Goal = Images excluded, repeat each entry below exactly.

——————

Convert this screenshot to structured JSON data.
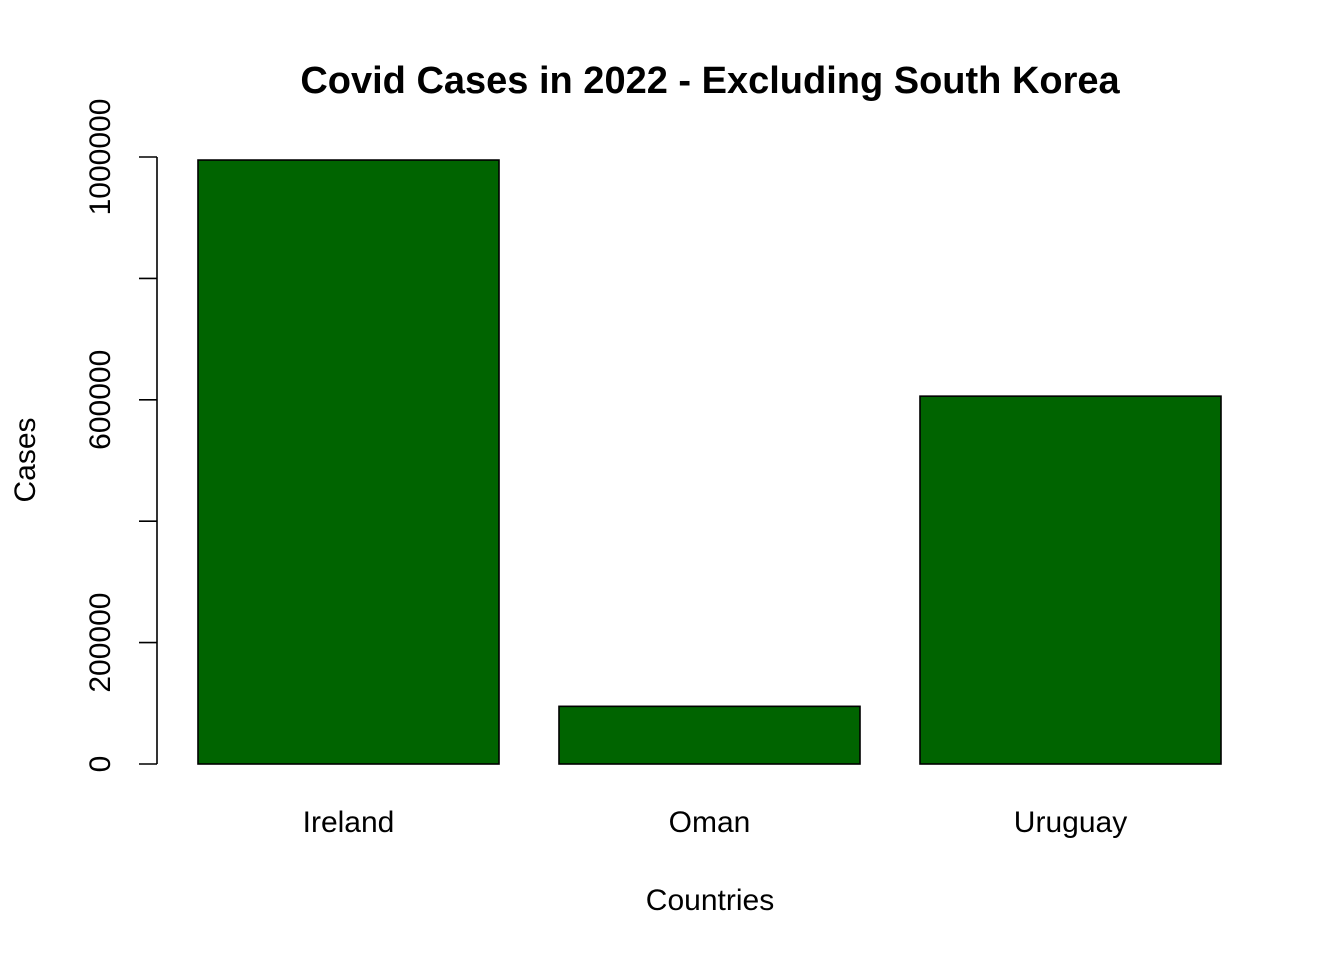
{
  "chart_data": {
    "type": "bar",
    "title": "Covid Cases in 2022 - Excluding South Korea",
    "xlabel": "Countries",
    "ylabel": "Cases",
    "categories": [
      "Ireland",
      "Oman",
      "Uruguay"
    ],
    "values": [
      995000,
      95000,
      606000
    ],
    "ylim": [
      0,
      1000000
    ],
    "yticks": [
      0,
      200000,
      400000,
      600000,
      800000,
      1000000
    ],
    "ytick_labels": [
      "0",
      "200000",
      "",
      "600000",
      "",
      "1000000"
    ],
    "bar_color": "#006400",
    "grid": false,
    "legend": "none"
  }
}
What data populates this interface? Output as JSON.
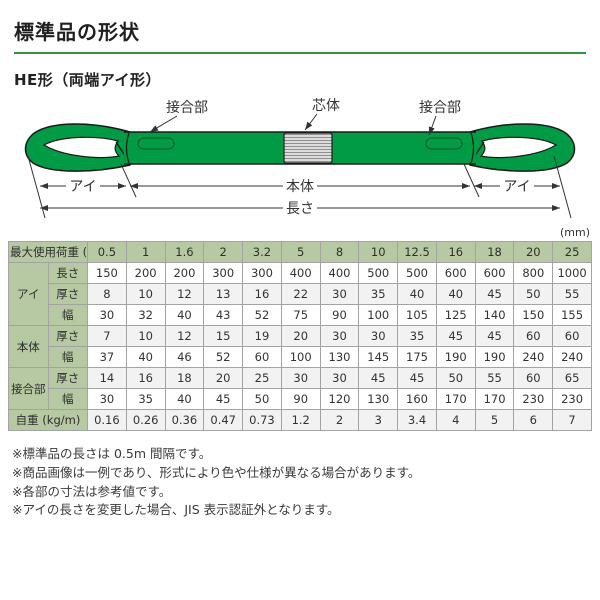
{
  "page": {
    "title": "標準品の形状",
    "subtitle": "HE形（両端アイ形）",
    "unit_label": "(mm)"
  },
  "diagram": {
    "labels": {
      "joint_left": "接合部",
      "core": "芯体",
      "joint_right": "接合部",
      "eye_left": "アイ",
      "body": "本体",
      "eye_right": "アイ",
      "length": "長さ"
    },
    "colors": {
      "webbing_green": "#009b44",
      "outline": "#1a1a1a",
      "core_fill": "#dcdcdc"
    }
  },
  "table": {
    "header_label": "最大使用荷重 (t)",
    "loads": [
      "0.5",
      "1",
      "1.6",
      "2",
      "3.2",
      "5",
      "8",
      "10",
      "12.5",
      "16",
      "18",
      "20",
      "25"
    ],
    "groups": [
      {
        "label": "アイ",
        "rows": [
          {
            "sub": "長さ",
            "values": [
              "150",
              "200",
              "200",
              "300",
              "300",
              "400",
              "400",
              "500",
              "500",
              "600",
              "600",
              "800",
              "1000"
            ]
          },
          {
            "sub": "厚さ",
            "values": [
              "8",
              "10",
              "12",
              "13",
              "16",
              "22",
              "30",
              "35",
              "40",
              "40",
              "45",
              "50",
              "55"
            ]
          },
          {
            "sub": "幅",
            "values": [
              "30",
              "32",
              "40",
              "43",
              "52",
              "75",
              "90",
              "100",
              "105",
              "125",
              "140",
              "150",
              "155"
            ]
          }
        ]
      },
      {
        "label": "本体",
        "rows": [
          {
            "sub": "厚さ",
            "values": [
              "7",
              "10",
              "12",
              "15",
              "19",
              "20",
              "30",
              "30",
              "35",
              "45",
              "45",
              "60",
              "60"
            ]
          },
          {
            "sub": "幅",
            "values": [
              "37",
              "40",
              "46",
              "52",
              "60",
              "100",
              "130",
              "145",
              "175",
              "190",
              "190",
              "240",
              "240"
            ]
          }
        ]
      },
      {
        "label": "接合部",
        "rows": [
          {
            "sub": "厚さ",
            "values": [
              "14",
              "16",
              "18",
              "20",
              "25",
              "30",
              "30",
              "45",
              "45",
              "50",
              "55",
              "60",
              "65"
            ]
          },
          {
            "sub": "幅",
            "values": [
              "30",
              "35",
              "40",
              "45",
              "50",
              "90",
              "120",
              "130",
              "160",
              "170",
              "170",
              "230",
              "230"
            ]
          }
        ]
      }
    ],
    "weight_row": {
      "label": "自重 (kg/m)",
      "values": [
        "0.16",
        "0.26",
        "0.36",
        "0.47",
        "0.73",
        "1.2",
        "2",
        "3",
        "3.4",
        "4",
        "5",
        "6",
        "7"
      ]
    },
    "colors": {
      "header_bg": "#b7c9a2",
      "border": "#a3a3a3",
      "alt_row": "#f2f2f2",
      "accent_line": "#35953f"
    }
  },
  "footnotes": [
    "※標準品の長さは 0.5m 間隔です。",
    "※商品画像は一例であり、形式により色や仕様が異なる場合があります。",
    "※各部の寸法は参考値です。",
    "※アイの長さを変更した場合、JIS 表示認証外となります。"
  ]
}
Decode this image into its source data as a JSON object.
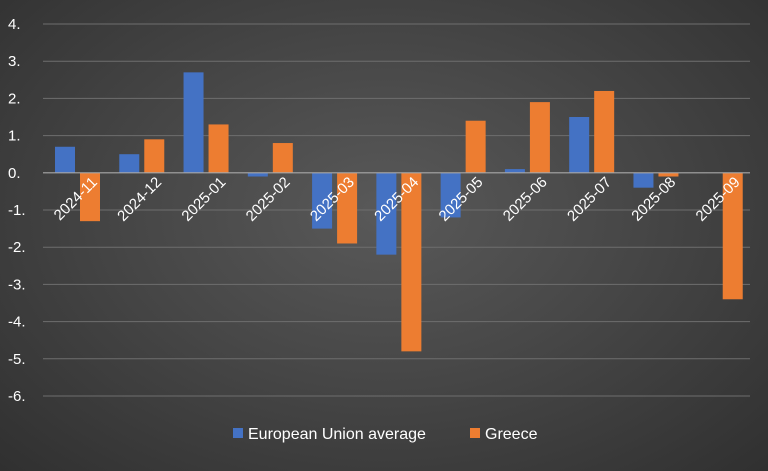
{
  "chart_data": {
    "type": "bar",
    "title": "",
    "xlabel": "",
    "ylabel": "",
    "categories": [
      "2024-11",
      "2024-12",
      "2025-01",
      "2025-02",
      "2025-03",
      "2025-04",
      "2025-05",
      "2025-06",
      "2025-07",
      "2025-08",
      "2025-09"
    ],
    "series": [
      {
        "name": "European Union average",
        "color": "#4472C4",
        "values": [
          0.7,
          0.5,
          2.7,
          -0.1,
          -1.5,
          -2.2,
          -1.2,
          0.1,
          1.5,
          -0.4,
          null
        ]
      },
      {
        "name": "Greece",
        "color": "#ED7D31",
        "values": [
          -1.3,
          0.9,
          1.3,
          0.8,
          -1.9,
          -4.8,
          1.4,
          1.9,
          2.2,
          -0.1,
          -3.4
        ]
      }
    ],
    "ylim": [
      -6,
      4
    ],
    "yticks": [
      4,
      3,
      2,
      1,
      0,
      -1,
      -2,
      -3,
      -4,
      -5,
      -6
    ],
    "ytick_labels": [
      "4.",
      "3.",
      "2.",
      "1.",
      "0.",
      "-1.",
      "-2.",
      "-3.",
      "-4.",
      "-5.",
      "-6."
    ],
    "grid": true,
    "legend_position": "bottom"
  }
}
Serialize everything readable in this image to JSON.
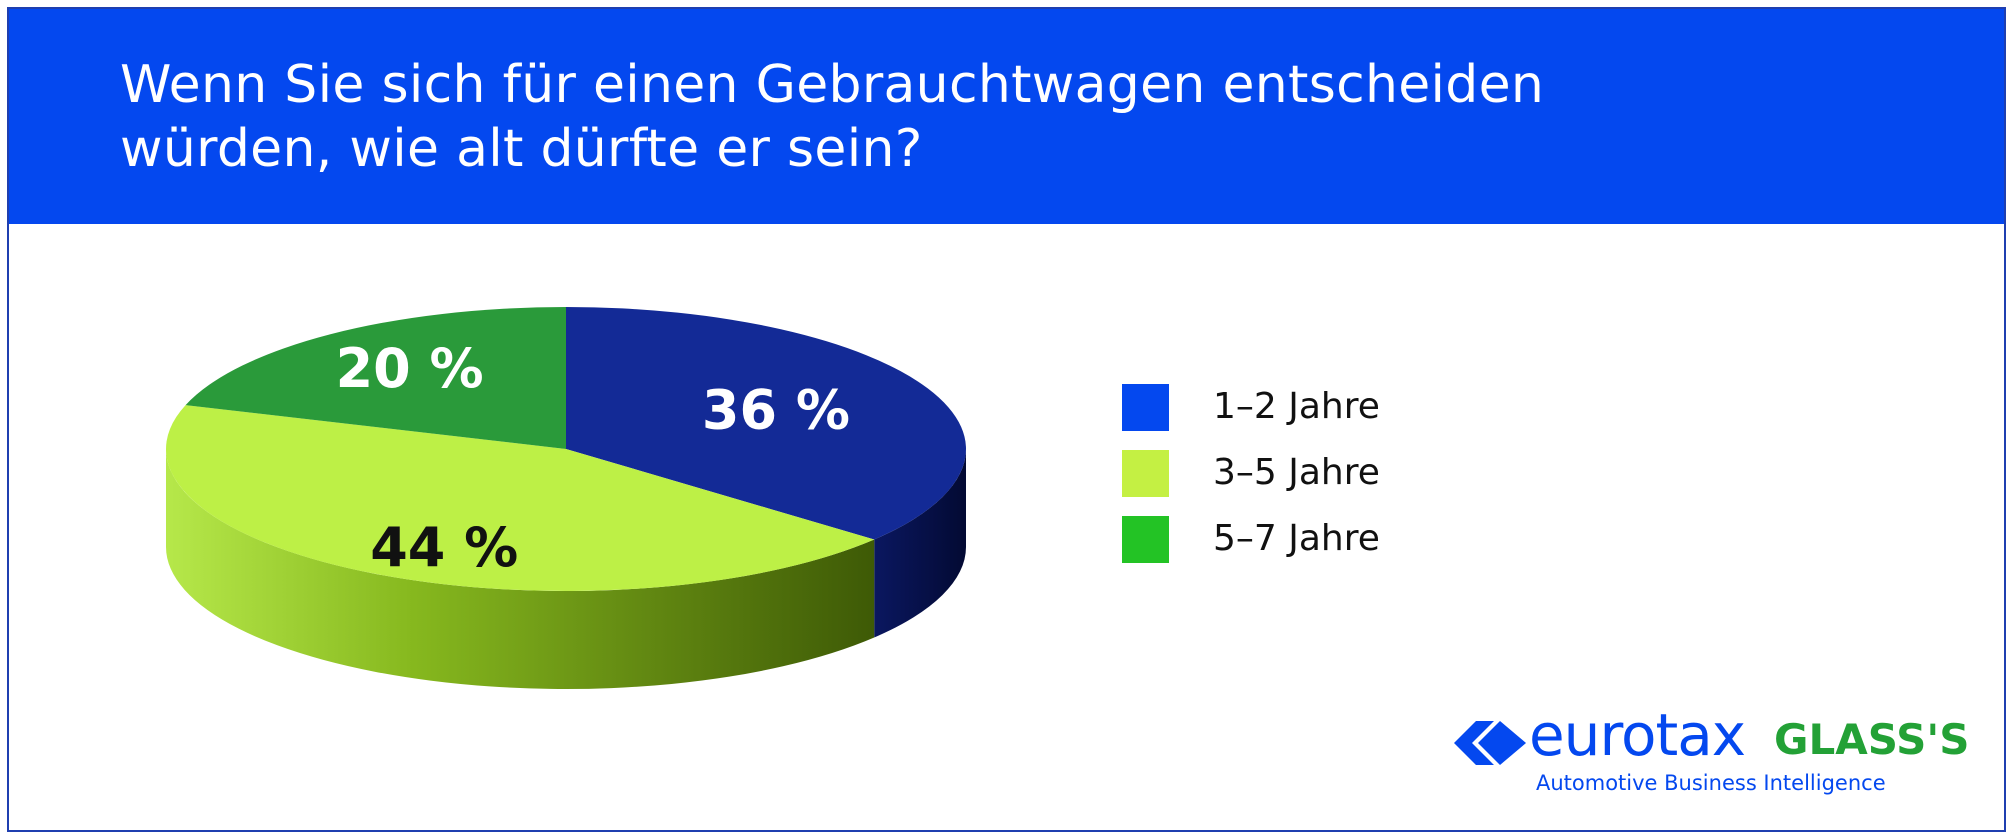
{
  "title": {
    "line1": "Wenn Sie sich für einen Gebrauchtwagen entscheiden",
    "line2": "würden, wie alt dürfte er sein?"
  },
  "chart_data": {
    "type": "pie",
    "categories": [
      "1–2 Jahre",
      "3–5 Jahre",
      "5–7 Jahre"
    ],
    "values": [
      36,
      44,
      20
    ],
    "value_labels": [
      "36 %",
      "44 %",
      "20 %"
    ],
    "colors": [
      "#132a96",
      "#bdf046",
      "#2a9a3a"
    ],
    "label_colors": [
      "#ffffff",
      "#111111",
      "#ffffff"
    ],
    "legend_colors": [
      "#0448ef",
      "#c4f043",
      "#23c325"
    ],
    "legend_position": "right",
    "style": "3d"
  },
  "logo": {
    "wordmark_a": "eurotax",
    "wordmark_b": "GLASS'S",
    "tagline": "Automotive Business Intelligence"
  },
  "colors": {
    "header": "#0448ef",
    "border": "#1f3fb0"
  }
}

——————

Solution for this task =
Convert this screenshot to structured JSON data.
{
  "chart_data": {
    "type": "bar",
    "title": "Covid Cases in 2022 - Excluding South Korea",
    "xlabel": "Countries",
    "ylabel": "Cases",
    "categories": [
      "Ireland",
      "Oman",
      "Uruguay"
    ],
    "values": [
      995000,
      95000,
      606000
    ],
    "ylim": [
      0,
      1000000
    ],
    "yticks": [
      0,
      200000,
      400000,
      600000,
      800000,
      1000000
    ],
    "ytick_labels": [
      "0",
      "200000",
      "",
      "600000",
      "",
      "1000000"
    ],
    "bar_color": "#006400",
    "grid": false,
    "legend": "none"
  }
}
What data populates this interface? Output as JSON.
{
  "page": {
    "title": "標準品の形状",
    "subtitle": "HE形（両端アイ形）",
    "unit_label": "(mm)"
  },
  "diagram": {
    "labels": {
      "joint_left": "接合部",
      "core": "芯体",
      "joint_right": "接合部",
      "eye_left": "アイ",
      "body": "本体",
      "eye_right": "アイ",
      "length": "長さ"
    },
    "colors": {
      "webbing_green": "#009b44",
      "outline": "#1a1a1a",
      "core_fill": "#dcdcdc"
    }
  },
  "table": {
    "header_label": "最大使用荷重 (t)",
    "loads": [
      "0.5",
      "1",
      "1.6",
      "2",
      "3.2",
      "5",
      "8",
      "10",
      "12.5",
      "16",
      "18",
      "20",
      "25"
    ],
    "groups": [
      {
        "label": "アイ",
        "rows": [
          {
            "sub": "長さ",
            "values": [
              "150",
              "200",
              "200",
              "300",
              "300",
              "400",
              "400",
              "500",
              "500",
              "600",
              "600",
              "800",
              "1000"
            ]
          },
          {
            "sub": "厚さ",
            "values": [
              "8",
              "10",
              "12",
              "13",
              "16",
              "22",
              "30",
              "35",
              "40",
              "40",
              "45",
              "50",
              "55"
            ]
          },
          {
            "sub": "幅",
            "values": [
              "30",
              "32",
              "40",
              "43",
              "52",
              "75",
              "90",
              "100",
              "105",
              "125",
              "140",
              "150",
              "155"
            ]
          }
        ]
      },
      {
        "label": "本体",
        "rows": [
          {
            "sub": "厚さ",
            "values": [
              "7",
              "10",
              "12",
              "15",
              "19",
              "20",
              "30",
              "30",
              "35",
              "45",
              "45",
              "60",
              "60"
            ]
          },
          {
            "sub": "幅",
            "values": [
              "37",
              "40",
              "46",
              "52",
              "60",
              "100",
              "130",
              "145",
              "175",
              "190",
              "190",
              "240",
              "240"
            ]
          }
        ]
      },
      {
        "label": "接合部",
        "rows": [
          {
            "sub": "厚さ",
            "values": [
              "14",
              "16",
              "18",
              "20",
              "25",
              "30",
              "30",
              "45",
              "45",
              "50",
              "55",
              "60",
              "65"
            ]
          },
          {
            "sub": "幅",
            "values": [
              "30",
              "35",
              "40",
              "45",
              "50",
              "90",
              "120",
              "130",
              "160",
              "170",
              "170",
              "230",
              "230"
            ]
          }
        ]
      }
    ],
    "weight_row": {
      "label": "自重 (kg/m)",
      "values": [
        "0.16",
        "0.26",
        "0.36",
        "0.47",
        "0.73",
        "1.2",
        "2",
        "3",
        "3.4",
        "4",
        "5",
        "6",
        "7"
      ]
    },
    "colors": {
      "header_bg": "#b7c9a2",
      "border": "#a3a3a3",
      "alt_row": "#f2f2f2",
      "accent_line": "#35953f"
    }
  },
  "footnotes": [
    "※標準品の長さは 0.5m 間隔です。",
    "※商品画像は一例であり、形式により色や仕様が異なる場合があります。",
    "※各部の寸法は参考値です。",
    "※アイの長さを変更した場合、JIS 表示認証外となります。"
  ]
}
Decode this image into its source data as a JSON object.
{
  "chart_data": {
    "type": "bar",
    "title": "",
    "xlabel": "",
    "ylabel": "",
    "categories": [
      "2024-11",
      "2024-12",
      "2025-01",
      "2025-02",
      "2025-03",
      "2025-04",
      "2025-05",
      "2025-06",
      "2025-07",
      "2025-08",
      "2025-09"
    ],
    "series": [
      {
        "name": "European Union average",
        "color": "#4472C4",
        "values": [
          0.7,
          0.5,
          2.7,
          -0.1,
          -1.5,
          -2.2,
          -1.2,
          0.1,
          1.5,
          -0.4,
          null
        ]
      },
      {
        "name": "Greece",
        "color": "#ED7D31",
        "values": [
          -1.3,
          0.9,
          1.3,
          0.8,
          -1.9,
          -4.8,
          1.4,
          1.9,
          2.2,
          -0.1,
          -3.4
        ]
      }
    ],
    "ylim": [
      -6,
      4
    ],
    "yticks": [
      4,
      3,
      2,
      1,
      0,
      -1,
      -2,
      -3,
      -4,
      -5,
      -6
    ],
    "ytick_labels": [
      "4.",
      "3.",
      "2.",
      "1.",
      "0.",
      "-1.",
      "-2.",
      "-3.",
      "-4.",
      "-5.",
      "-6."
    ],
    "grid": true,
    "legend_position": "bottom"
  }
}
Serialize everything readable in this image to JSON.
{
  "title": {
    "line1": "Wenn Sie sich für einen Gebrauchtwagen entscheiden",
    "line2": "würden, wie alt dürfte er sein?"
  },
  "chart_data": {
    "type": "pie",
    "categories": [
      "1–2 Jahre",
      "3–5 Jahre",
      "5–7 Jahre"
    ],
    "values": [
      36,
      44,
      20
    ],
    "value_labels": [
      "36 %",
      "44 %",
      "20 %"
    ],
    "colors": [
      "#132a96",
      "#bdf046",
      "#2a9a3a"
    ],
    "label_colors": [
      "#ffffff",
      "#111111",
      "#ffffff"
    ],
    "legend_colors": [
      "#0448ef",
      "#c4f043",
      "#23c325"
    ],
    "legend_position": "right",
    "style": "3d"
  },
  "logo": {
    "wordmark_a": "eurotax",
    "wordmark_b": "GLASS'S",
    "tagline": "Automotive Business Intelligence"
  },
  "colors": {
    "header": "#0448ef",
    "border": "#1f3fb0"
  }
}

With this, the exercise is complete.